### Exercise goal:
Write out all of the data without omission, exactly as shown.

(A run of records)
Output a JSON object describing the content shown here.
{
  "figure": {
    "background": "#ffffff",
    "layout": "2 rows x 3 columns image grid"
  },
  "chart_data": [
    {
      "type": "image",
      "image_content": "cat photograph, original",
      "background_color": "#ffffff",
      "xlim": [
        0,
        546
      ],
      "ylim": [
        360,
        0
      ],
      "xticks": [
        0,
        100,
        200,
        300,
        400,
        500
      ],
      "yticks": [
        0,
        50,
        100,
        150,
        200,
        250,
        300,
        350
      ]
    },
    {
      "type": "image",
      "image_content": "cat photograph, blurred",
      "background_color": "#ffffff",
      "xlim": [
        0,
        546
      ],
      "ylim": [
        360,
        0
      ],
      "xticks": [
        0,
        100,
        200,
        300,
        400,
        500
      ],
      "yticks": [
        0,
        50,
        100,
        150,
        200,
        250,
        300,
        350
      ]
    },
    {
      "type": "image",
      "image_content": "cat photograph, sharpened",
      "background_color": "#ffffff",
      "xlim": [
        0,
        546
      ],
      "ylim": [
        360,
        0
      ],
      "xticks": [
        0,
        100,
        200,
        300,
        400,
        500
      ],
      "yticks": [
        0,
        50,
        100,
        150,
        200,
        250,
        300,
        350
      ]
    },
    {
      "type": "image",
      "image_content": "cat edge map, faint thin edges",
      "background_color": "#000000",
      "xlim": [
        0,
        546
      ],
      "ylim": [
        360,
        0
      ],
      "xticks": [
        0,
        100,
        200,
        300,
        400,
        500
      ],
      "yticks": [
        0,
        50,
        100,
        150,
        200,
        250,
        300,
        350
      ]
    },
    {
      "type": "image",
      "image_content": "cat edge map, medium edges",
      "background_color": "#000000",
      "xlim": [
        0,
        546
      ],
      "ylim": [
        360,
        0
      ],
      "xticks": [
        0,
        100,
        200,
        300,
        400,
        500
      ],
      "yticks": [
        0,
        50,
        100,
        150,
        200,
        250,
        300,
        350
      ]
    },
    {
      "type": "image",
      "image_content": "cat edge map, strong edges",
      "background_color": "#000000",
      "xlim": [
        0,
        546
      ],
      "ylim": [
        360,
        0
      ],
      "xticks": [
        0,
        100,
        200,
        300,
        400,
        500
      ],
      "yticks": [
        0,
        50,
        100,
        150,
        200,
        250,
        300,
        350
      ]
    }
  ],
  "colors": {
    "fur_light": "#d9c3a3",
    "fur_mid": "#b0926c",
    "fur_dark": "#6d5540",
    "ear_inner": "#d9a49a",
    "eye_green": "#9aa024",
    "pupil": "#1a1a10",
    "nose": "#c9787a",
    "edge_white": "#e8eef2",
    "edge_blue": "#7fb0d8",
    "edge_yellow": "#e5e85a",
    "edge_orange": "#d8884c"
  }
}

### Solution for this problem:
Output a JSON object describing the content shown here.
{
  "figure": {
    "background": "#ffffff",
    "layout": "2 rows x 3 columns image grid"
  },
  "chart_data": [
    {
      "type": "image",
      "image_content": "cat photograph, original",
      "background_color": "#ffffff",
      "xlim": [
        0,
        546
      ],
      "ylim": [
        360,
        0
      ],
      "xticks": [
        0,
        100,
        200,
        300,
        400,
        500
      ],
      "yticks": [
        0,
        50,
        100,
        150,
        200,
        250,
        300,
        350
      ]
    },
    {
      "type": "image",
      "image_content": "cat photograph, blurred",
      "background_color": "#ffffff",
      "xlim": [
        0,
        546
      ],
      "ylim": [
        360,
        0
      ],
      "xticks": [
        0,
        100,
        200,
        300,
        400,
        500
      ],
      "yticks": [
        0,
        50,
        100,
        150,
        200,
        250,
        300,
        350
      ]
    },
    {
      "type": "image",
      "image_content": "cat photograph, sharpened",
      "background_color": "#ffffff",
      "xlim": [
        0,
        546
      ],
      "ylim": [
        360,
        0
      ],
      "xticks": [
        0,
        100,
        200,
        300,
        400,
        500
      ],
      "yticks": [
        0,
        50,
        100,
        150,
        200,
        250,
        300,
        350
      ]
    },
    {
      "type": "image",
      "image_content": "cat edge map, faint thin edges",
      "background_color": "#000000",
      "xlim": [
        0,
        546
      ],
      "ylim": [
        360,
        0
      ],
      "xticks": [
        0,
        100,
        200,
        300,
        400,
        500
      ],
      "yticks": [
        0,
        50,
        100,
        150,
        200,
        250,
        300,
        350
      ]
    },
    {
      "type": "image",
      "image_content": "cat edge map, medium edges",
      "background_color": "#000000",
      "xlim": [
        0,
        546
      ],
      "ylim": [
        360,
        0
      ],
      "xticks": [
        0,
        100,
        200,
        300,
        400,
        500
      ],
      "yticks": [
        0,
        50,
        100,
        150,
        200,
        250,
        300,
        350
      ]
    },
    {
      "type": "image",
      "image_content": "cat edge map, strong edges",
      "background_color": "#000000",
      "xlim": [
        0,
        546
      ],
      "ylim": [
        360,
        0
      ],
      "xticks": [
        0,
        100,
        200,
        300,
        400,
        500
      ],
      "yticks": [
        0,
        50,
        100,
        150,
        200,
        250,
        300,
        350
      ]
    }
  ],
  "colors": {
    "fur_light": "#d9c3a3",
    "fur_mid": "#b0926c",
    "fur_dark": "#6d5540",
    "ear_inner": "#d9a49a",
    "eye_green": "#9aa024",
    "pupil": "#1a1a10",
    "nose": "#c9787a",
    "edge_white": "#e8eef2",
    "edge_blue": "#7fb0d8",
    "edge_yellow": "#e5e85a",
    "edge_orange": "#d8884c"
  }
}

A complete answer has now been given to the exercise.